Par ailleurs, dans le cas de la dyade d’intervenantes associée à l’élève D, l’enseignante K souligne « (…) ce n’est pas (TES H) le boss nécessairement, mais elle est une aide et elle a une certaine autorité, mais l'autorité, celle qui décide des couleurs dans la classe, c'est moi ». Cet extrait soulève à la fois une division des tâches, mais également une certaine hiérarchie qui apparaît caractériser la collaboration entre les TES et les enseignantes. En effet, il ressort dans les discours des trois dyades que l’enseignante représente la figure d’autorité au sein de la classe. Or, en considérant les trois dyades, cette hiérarchie apparente est mise en évidence, soit uniquement à travers le discours de l’enseignante (Enseignante I), soit uniquement à travers le discours de la TES (TES G), ou encore, à travers le discours des deux membres de la dyade (Enseignante K et TES H). Par exemple, alors que

l’enseignante J ne s’exprime pas au regard de son éventuelle position d’autorité au sein de la classe, la TES G énonce : « (…) même si je suis là, la titulaire, c'est (Enseignante J). Donc moi oui auprès des enfants, je veux qu'ils comprennent que c'est (Enseignante J) la prof, l'enseignante ». Dans le même sens, la TES H souligne « Moi, je suis une TES, j'ai des outils, j'ai des connaissances, tout ça, mais je ne peux pas aller contre la vision du prof. Moi ça reste le capitaine à bord ». Les propos de l’enseignante K dégagent effectivement une vision analogue de la hiérarchie exercée dans la classe.

_CONSIGNE:_
Pour chaque énoncé ci-dessous, répondez par oui ou par non selon qu'il concorde ou non avec le texte à examiner, et citez les mots exacts du texte qui permettent de trancher.
1. L'enseignante J s'exprime sur sa position d'autorité au sein de la classe.
2. La TES H affirme qu'elle ne peut pas aller contre la vision du prof.
3. Dans la dyade associée à l'élève D, c'est la TES H qui décide des couleurs dans la classe.

_DOCUMENTS FOURNIS:_
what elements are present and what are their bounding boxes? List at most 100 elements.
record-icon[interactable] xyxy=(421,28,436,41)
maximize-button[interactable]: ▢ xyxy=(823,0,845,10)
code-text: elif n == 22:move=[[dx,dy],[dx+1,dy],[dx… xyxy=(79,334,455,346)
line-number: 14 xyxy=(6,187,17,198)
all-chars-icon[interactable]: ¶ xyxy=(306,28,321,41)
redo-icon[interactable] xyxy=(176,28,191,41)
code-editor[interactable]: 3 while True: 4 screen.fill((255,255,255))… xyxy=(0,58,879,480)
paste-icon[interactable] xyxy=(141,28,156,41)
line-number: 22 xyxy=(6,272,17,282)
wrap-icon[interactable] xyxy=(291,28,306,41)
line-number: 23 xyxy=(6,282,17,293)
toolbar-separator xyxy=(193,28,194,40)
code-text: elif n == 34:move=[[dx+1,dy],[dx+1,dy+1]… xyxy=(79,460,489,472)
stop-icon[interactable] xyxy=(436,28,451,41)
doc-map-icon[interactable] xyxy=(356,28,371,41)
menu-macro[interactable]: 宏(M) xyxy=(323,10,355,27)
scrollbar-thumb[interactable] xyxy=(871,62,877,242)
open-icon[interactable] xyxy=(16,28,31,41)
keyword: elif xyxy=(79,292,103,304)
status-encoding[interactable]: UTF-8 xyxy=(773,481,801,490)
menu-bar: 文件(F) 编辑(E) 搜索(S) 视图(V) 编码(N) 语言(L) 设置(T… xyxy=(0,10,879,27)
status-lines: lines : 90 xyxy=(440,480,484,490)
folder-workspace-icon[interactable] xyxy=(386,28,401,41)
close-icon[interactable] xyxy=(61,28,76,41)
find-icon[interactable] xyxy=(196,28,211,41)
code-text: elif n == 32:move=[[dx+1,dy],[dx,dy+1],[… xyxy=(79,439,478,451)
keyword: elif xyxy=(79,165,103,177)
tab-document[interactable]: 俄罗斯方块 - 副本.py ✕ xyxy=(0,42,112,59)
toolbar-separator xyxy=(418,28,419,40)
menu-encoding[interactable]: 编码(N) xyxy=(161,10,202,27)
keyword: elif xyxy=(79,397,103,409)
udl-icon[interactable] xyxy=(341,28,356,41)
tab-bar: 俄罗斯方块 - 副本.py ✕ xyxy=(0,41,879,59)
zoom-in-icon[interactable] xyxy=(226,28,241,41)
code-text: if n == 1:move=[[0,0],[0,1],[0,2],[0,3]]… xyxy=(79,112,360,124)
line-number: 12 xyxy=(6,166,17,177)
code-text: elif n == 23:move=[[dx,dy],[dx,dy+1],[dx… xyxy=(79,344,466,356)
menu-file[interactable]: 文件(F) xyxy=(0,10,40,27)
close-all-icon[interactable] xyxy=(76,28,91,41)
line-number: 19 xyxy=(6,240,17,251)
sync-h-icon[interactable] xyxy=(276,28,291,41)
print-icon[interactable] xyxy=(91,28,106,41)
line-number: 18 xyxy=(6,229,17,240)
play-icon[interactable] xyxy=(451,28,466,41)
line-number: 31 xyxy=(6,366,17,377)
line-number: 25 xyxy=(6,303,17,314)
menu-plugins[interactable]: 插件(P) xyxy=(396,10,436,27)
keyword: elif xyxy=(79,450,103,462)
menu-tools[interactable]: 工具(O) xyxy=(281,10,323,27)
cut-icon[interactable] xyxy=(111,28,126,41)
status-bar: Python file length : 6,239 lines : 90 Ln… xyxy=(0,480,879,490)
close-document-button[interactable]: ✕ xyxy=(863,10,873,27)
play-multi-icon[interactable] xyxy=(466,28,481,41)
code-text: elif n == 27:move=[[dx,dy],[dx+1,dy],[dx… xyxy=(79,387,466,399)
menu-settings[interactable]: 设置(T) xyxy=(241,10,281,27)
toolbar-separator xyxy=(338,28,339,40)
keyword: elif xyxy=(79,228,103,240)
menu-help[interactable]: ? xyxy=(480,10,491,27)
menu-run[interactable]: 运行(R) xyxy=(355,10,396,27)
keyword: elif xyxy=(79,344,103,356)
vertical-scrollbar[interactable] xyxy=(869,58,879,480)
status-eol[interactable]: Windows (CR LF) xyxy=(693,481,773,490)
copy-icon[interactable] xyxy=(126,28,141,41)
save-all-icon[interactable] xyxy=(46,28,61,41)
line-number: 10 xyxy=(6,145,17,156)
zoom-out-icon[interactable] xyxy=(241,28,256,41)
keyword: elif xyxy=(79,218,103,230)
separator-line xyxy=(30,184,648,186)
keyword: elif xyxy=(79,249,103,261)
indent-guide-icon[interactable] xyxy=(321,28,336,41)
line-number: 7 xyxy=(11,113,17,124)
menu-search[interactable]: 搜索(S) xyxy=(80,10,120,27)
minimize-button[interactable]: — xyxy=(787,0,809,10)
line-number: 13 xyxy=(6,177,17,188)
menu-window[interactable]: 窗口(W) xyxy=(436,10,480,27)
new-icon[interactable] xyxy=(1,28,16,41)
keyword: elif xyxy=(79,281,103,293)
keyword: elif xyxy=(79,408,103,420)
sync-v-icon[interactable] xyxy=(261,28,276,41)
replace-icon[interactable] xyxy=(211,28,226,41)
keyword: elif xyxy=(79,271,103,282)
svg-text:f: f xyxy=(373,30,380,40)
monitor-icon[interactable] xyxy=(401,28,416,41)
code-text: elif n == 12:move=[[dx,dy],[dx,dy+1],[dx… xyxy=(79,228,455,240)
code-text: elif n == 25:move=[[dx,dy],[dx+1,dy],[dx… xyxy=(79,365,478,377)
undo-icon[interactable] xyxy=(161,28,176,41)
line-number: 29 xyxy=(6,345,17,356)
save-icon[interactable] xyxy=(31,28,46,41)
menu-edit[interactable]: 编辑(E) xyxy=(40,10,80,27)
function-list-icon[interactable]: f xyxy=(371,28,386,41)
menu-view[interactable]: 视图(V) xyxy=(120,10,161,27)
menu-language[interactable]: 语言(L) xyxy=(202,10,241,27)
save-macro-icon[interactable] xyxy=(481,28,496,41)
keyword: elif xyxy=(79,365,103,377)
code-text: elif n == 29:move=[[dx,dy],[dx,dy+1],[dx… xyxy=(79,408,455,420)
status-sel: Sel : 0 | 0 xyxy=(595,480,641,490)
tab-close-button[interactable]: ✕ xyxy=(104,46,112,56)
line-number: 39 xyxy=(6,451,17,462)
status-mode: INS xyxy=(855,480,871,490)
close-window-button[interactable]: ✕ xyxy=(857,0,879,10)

_VOTRE RÉPONSE:_
1. Non : « l’enseignante J ne s’exprime pas au regard de son éventuelle position d’autorité au sein de la classe »
2. Oui : « je ne peux pas aller contre la vision du prof »
3. Non : « l'autorité, celle qui décide des couleurs dans la classe, c'est moi » (propos de l’enseignante K)